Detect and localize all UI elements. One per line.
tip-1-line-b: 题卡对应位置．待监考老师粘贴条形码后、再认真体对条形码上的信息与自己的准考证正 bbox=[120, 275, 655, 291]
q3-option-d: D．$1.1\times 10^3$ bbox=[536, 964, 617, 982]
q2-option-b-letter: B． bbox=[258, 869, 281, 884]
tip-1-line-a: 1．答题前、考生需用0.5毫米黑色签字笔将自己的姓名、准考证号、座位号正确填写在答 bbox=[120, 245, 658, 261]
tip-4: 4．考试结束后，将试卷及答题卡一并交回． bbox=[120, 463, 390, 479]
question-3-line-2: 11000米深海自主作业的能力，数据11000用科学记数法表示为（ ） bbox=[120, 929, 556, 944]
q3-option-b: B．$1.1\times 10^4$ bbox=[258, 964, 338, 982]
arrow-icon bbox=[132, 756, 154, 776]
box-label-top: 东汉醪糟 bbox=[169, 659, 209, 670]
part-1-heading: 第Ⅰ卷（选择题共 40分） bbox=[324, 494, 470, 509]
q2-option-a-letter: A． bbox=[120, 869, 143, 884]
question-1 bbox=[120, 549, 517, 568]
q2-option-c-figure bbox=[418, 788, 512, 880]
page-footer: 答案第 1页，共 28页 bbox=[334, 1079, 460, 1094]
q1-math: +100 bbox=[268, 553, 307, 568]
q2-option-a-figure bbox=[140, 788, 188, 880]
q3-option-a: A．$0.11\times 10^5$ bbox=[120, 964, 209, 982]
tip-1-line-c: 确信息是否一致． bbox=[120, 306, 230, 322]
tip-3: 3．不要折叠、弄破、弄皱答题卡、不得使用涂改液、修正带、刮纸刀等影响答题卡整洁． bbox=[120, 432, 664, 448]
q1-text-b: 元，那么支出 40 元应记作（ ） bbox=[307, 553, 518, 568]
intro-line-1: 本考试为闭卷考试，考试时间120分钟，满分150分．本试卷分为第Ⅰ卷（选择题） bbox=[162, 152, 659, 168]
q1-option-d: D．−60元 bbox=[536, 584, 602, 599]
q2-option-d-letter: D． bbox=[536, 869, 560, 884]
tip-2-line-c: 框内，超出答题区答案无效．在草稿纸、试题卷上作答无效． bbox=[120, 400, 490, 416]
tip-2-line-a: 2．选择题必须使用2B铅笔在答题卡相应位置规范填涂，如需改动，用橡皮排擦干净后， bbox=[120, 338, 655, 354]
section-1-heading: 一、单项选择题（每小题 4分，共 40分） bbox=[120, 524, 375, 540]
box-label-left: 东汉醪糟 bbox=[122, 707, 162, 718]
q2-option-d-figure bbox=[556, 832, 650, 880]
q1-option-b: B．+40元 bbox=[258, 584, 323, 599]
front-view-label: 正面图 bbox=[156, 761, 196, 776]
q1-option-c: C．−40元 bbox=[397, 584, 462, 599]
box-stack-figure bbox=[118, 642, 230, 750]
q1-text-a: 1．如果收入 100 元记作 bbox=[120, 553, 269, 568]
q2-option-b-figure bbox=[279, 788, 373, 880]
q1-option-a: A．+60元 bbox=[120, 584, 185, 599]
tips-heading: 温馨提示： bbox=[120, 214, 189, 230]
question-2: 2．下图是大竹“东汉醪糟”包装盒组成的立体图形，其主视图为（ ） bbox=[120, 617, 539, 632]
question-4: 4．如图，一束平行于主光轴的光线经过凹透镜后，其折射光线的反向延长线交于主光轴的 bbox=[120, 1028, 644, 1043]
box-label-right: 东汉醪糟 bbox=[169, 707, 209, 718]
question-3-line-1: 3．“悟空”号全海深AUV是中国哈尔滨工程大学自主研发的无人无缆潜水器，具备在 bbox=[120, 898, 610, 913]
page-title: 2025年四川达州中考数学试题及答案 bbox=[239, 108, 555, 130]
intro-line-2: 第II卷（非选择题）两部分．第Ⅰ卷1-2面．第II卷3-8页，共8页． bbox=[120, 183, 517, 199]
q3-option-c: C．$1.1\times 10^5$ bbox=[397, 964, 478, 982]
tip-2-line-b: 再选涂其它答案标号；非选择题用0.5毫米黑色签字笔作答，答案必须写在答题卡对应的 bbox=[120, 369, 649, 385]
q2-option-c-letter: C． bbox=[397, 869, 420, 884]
• • • • • • •
* _REQUIREMENT_: Copy the data above line for line, without changing anything.

* _CORRECT ANSWER_:
Detect and localize all UI elements. One per line.
tip-1-line-b: 题卡对应位置．待监考老师粘贴条形码后、再认真体对条形码上的信息与自己的准考证正 bbox=[120, 275, 655, 291]
q3-option-d: D．$1.1\times 10^3$ bbox=[536, 964, 617, 982]
q2-option-b-letter: B． bbox=[258, 869, 281, 884]
tip-1-line-a: 1．答题前、考生需用0.5毫米黑色签字笔将自己的姓名、准考证号、座位号正确填写在答 bbox=[120, 245, 658, 261]
tip-4: 4．考试结束后，将试卷及答题卡一并交回． bbox=[120, 463, 390, 479]
question-3-line-2: 11000米深海自主作业的能力，数据11000用科学记数法表示为（ ） bbox=[120, 929, 556, 944]
q3-option-b: B．$1.1\times 10^4$ bbox=[258, 964, 338, 982]
arrow-icon bbox=[132, 756, 154, 776]
box-label-top: 东汉醪糟 bbox=[169, 659, 209, 670]
part-1-heading: 第Ⅰ卷（选择题共 40分） bbox=[324, 494, 470, 509]
q2-option-a-letter: A． bbox=[120, 869, 143, 884]
question-1 bbox=[120, 549, 517, 568]
q2-option-c-figure bbox=[418, 788, 512, 880]
page-footer: 答案第 1页，共 28页 bbox=[334, 1079, 460, 1094]
q1-math: +100 bbox=[268, 553, 307, 568]
q2-option-a-figure bbox=[140, 788, 188, 880]
q3-option-a: A．$0.11\times 10^5$ bbox=[120, 964, 209, 982]
tip-1-line-c: 确信息是否一致． bbox=[120, 306, 230, 322]
tip-3: 3．不要折叠、弄破、弄皱答题卡、不得使用涂改液、修正带、刮纸刀等影响答题卡整洁． bbox=[120, 432, 664, 448]
q1-text-b: 元，那么支出 40 元应记作（ ） bbox=[307, 553, 518, 568]
intro-line-1: 本考试为闭卷考试，考试时间120分钟，满分150分．本试卷分为第Ⅰ卷（选择题） bbox=[162, 152, 659, 168]
q1-option-d: D．−60元 bbox=[536, 584, 602, 599]
q2-option-d-letter: D． bbox=[536, 869, 560, 884]
tip-2-line-c: 框内，超出答题区答案无效．在草稿纸、试题卷上作答无效． bbox=[120, 400, 490, 416]
tip-2-line-a: 2．选择题必须使用2B铅笔在答题卡相应位置规范填涂，如需改动，用橡皮排擦干净后， bbox=[120, 338, 655, 354]
section-1-heading: 一、单项选择题（每小题 4分，共 40分） bbox=[120, 524, 375, 540]
box-label-left: 东汉醪糟 bbox=[122, 707, 162, 718]
q2-option-d-figure bbox=[556, 832, 650, 880]
q1-option-b: B．+40元 bbox=[258, 584, 323, 599]
front-view-label: 正面图 bbox=[156, 761, 196, 776]
q1-option-c: C．−40元 bbox=[397, 584, 462, 599]
box-stack-figure bbox=[118, 642, 230, 750]
q1-text-a: 1．如果收入 100 元记作 bbox=[120, 553, 269, 568]
q2-option-b-figure bbox=[279, 788, 373, 880]
q1-option-a: A．+60元 bbox=[120, 584, 185, 599]
tips-heading: 温馨提示： bbox=[120, 214, 189, 230]
question-2: 2．下图是大竹“东汉醪糟”包装盒组成的立体图形，其主视图为（ ） bbox=[120, 617, 539, 632]
question-4: 4．如图，一束平行于主光轴的光线经过凹透镜后，其折射光线的反向延长线交于主光轴的 bbox=[120, 1028, 644, 1043]
box-label-right: 东汉醪糟 bbox=[169, 707, 209, 718]
question-3-line-1: 3．“悟空”号全海深AUV是中国哈尔滨工程大学自主研发的无人无缆潜水器，具备在 bbox=[120, 898, 610, 913]
page-title: 2025年四川达州中考数学试题及答案 bbox=[239, 108, 555, 130]
intro-line-2: 第II卷（非选择题）两部分．第Ⅰ卷1-2面．第II卷3-8页，共8页． bbox=[120, 183, 517, 199]
q3-option-c: C．$1.1\times 10^5$ bbox=[397, 964, 478, 982]
tip-2-line-b: 再选涂其它答案标号；非选择题用0.5毫米黑色签字笔作答，答案必须写在答题卡对应的 bbox=[120, 369, 649, 385]
q2-option-c-letter: C． bbox=[397, 869, 420, 884]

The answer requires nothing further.